→ **TASK SET**
1 > Using the journal entry about running and writing a play, say whether each statement agrees with the text: (a) The writer usually works from the Outside In. (b) The writer looked for films on the County Library site. (c) Erik Ehn was the writer's first playwriting professor. For each, answer yes or no and quote the deciding words.
2 > Shorten the paragraph of the journal entry about running and writing a play that begins "This Art and Money conversation", keeping its main facts.
3 > Continue the journal entry about running and writing a play, starting after its last sentence.

I started running on streets that were parallel to the Hollywood sign.  It was in my periphery, but not my focus.  I was aware of it, but I was not running away or toward it.  I was running along side it.

It popped in my head again--and not for a split second--that I Want It is about this intersection of Art and Commerce.  If the play becomes about my internal struggle between the two, it will have real strength.  Writing this play has really been an exercise in working from the Outside In.  I usually work from the Inside Out.  Going through this process of being given a theme has really helped me.  It has been a lesson in patience.

I got the criteria for the commission and just thought about it.
I thought about Altman.  I thought about his films.
I remembered that I had that oral biography and I started reading it again.
Then I went to the County Library site and looked to see what films I could get my hands on.
I checked out the ones that were available and requested the ones that needed to be requested.
Then I started a journal so I would be writing to start the process.
Watched films.
Wrote a bit about them.
Came to the idea of Advertising as a setting.  I wanted a big world.
Then I came to the concept of Creation.
Art.  Commerce.

I'm running and becoming stronger in my stride as I repeat

Make Money and Make Art

This Art and Money conversation has been running in my head personally for a long time.  But in writing this play, I've been thinking about it every day.  I think about it in terms of what I'll be doing for work.  So living my life and answering the questions set before me is really the process of working on this play.  There isn't a moment I am not working on this play.

That take me back to something my first playwriting professor and mentor, Erik Ehn said to me:

"Make everything you do writing.  And you'll always be writing."

I think even back then, as a young student, I worried about my focus being taken away from my work. But if everything you do is an offering to your work, then you never lose focus.

The words take a sharpness, a determination.  They have a definite rhythm.  The intention is clear.  My eyes are wide open.  My breath is deep and strong to give me the power to say these things.

Make Money and Make Art

The words are an engine that keeps me moving fast.  It's better than the music I used to listen to on my iPad.  I remember the power of words.  They have a strength.  They can shape your reality because they reflect what you think.  They have belief in them.

→ **RECORD EXTRACTS**
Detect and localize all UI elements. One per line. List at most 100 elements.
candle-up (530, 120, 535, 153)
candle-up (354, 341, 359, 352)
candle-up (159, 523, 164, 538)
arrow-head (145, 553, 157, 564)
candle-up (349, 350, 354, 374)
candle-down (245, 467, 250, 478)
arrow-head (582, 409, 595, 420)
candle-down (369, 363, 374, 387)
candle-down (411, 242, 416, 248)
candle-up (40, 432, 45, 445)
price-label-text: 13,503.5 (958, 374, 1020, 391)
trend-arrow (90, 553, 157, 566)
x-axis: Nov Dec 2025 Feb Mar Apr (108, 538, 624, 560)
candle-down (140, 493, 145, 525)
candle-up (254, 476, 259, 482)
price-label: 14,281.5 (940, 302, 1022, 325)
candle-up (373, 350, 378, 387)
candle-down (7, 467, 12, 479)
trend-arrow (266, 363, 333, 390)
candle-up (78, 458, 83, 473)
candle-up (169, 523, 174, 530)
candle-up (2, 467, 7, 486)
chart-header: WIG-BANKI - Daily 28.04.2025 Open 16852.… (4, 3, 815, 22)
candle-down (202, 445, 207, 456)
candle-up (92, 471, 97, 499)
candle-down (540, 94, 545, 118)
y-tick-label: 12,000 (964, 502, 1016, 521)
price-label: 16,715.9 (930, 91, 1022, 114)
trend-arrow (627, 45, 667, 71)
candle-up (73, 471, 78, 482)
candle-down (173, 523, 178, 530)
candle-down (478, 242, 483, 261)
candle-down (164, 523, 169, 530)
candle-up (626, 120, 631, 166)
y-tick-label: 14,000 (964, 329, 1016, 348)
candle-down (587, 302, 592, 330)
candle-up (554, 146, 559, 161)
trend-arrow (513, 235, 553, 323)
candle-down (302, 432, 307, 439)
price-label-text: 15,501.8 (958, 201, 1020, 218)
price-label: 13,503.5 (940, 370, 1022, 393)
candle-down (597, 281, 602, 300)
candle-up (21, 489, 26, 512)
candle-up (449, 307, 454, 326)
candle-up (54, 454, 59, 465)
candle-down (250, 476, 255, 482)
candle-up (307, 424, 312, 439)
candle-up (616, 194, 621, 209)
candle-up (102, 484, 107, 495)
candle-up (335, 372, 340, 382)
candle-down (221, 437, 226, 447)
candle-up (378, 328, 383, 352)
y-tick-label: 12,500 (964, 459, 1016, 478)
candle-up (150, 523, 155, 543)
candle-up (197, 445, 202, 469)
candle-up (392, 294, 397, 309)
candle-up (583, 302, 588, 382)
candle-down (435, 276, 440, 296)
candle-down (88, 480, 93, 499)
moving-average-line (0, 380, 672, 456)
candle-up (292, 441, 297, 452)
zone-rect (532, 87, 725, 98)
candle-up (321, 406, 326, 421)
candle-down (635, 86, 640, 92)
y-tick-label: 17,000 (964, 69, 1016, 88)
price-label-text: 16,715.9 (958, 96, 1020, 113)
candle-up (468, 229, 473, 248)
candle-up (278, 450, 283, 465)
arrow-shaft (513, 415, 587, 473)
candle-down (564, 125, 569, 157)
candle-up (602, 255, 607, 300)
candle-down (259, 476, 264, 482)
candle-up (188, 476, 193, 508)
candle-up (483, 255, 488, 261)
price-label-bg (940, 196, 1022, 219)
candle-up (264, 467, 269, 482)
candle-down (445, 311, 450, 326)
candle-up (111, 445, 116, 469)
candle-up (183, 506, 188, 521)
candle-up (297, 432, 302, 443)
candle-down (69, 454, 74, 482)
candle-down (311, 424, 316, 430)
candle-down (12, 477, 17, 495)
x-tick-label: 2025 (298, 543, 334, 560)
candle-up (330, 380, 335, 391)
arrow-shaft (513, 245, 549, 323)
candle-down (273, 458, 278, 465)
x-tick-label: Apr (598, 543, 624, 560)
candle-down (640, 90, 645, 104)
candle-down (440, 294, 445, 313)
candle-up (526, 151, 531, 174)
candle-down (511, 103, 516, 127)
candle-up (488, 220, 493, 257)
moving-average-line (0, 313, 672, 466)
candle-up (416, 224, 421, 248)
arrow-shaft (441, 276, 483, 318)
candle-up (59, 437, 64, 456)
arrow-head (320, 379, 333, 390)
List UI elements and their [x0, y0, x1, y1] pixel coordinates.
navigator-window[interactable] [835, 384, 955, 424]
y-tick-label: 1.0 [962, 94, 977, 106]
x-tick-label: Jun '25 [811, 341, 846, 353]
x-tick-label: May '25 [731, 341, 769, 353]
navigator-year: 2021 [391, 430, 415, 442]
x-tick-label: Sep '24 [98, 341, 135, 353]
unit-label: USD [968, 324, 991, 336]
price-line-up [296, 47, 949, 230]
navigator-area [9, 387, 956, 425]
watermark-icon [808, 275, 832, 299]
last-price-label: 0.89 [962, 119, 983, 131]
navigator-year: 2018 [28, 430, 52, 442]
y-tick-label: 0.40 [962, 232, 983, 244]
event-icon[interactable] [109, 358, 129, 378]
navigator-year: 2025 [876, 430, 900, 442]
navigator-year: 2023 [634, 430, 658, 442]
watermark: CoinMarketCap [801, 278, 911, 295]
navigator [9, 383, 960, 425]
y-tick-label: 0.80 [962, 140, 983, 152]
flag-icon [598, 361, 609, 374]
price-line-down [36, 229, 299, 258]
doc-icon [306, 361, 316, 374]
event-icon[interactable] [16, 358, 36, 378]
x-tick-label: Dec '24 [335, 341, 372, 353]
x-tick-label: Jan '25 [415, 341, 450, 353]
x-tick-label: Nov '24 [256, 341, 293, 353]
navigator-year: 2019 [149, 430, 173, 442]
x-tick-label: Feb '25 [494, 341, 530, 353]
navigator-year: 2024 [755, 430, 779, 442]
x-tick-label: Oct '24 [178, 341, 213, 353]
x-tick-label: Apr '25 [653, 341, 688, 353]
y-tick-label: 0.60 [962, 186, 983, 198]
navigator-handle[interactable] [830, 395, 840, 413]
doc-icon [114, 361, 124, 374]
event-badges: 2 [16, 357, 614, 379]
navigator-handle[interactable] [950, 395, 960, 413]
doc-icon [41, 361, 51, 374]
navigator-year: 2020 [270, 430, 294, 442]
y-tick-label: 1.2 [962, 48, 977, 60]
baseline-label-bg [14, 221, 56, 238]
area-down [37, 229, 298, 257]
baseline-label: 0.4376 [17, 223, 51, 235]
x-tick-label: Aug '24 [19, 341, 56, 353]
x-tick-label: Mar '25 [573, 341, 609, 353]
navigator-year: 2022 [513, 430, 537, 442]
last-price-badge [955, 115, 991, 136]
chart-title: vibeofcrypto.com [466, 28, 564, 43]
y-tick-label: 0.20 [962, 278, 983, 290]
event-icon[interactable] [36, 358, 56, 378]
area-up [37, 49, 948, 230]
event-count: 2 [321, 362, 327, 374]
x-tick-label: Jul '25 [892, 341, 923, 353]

→ **SOLVED TASKS**
1 >
(a) No: "I usually work from the Inside Out."
(b) Yes: "Then I went to the County Library site and looked to see what films I could get my hands on."
(c) Yes: "my first playwriting professor and mentor, Erik Ehn"

2 > The Art and Money question has been on my mind for a long time, but writing this play has me thinking about it daily, especially about what I'll do for work. Living my life and answering its questions is the work on the play, so I'm never not working on it.

3 >
Again, I go back to I Want It.  The play is about how a few simple words organized in a certain fashion can change destiny.  Words have belief because we put our faith in them.  We believe what we hear and what we read.  We believe what people tell us, whether it's Mom or McDonalds.

I LOVE YOU.

I'M LOVING IT.

JESUS SAVES.

JUST DO IT.

I WANT IT.

They are slogans.  All of them are slogans.  They constitute and reflect a certain belief system.  In just a few words, we change direction.  It's amazing...the power of words.

I believe the power of a great idea is that it expands and keeps expanding the more air it has.  The more time it has to breathe.  The more time it is spent exposed.

I run and barely stop. I have energy in me.

I get back and I start making a juice.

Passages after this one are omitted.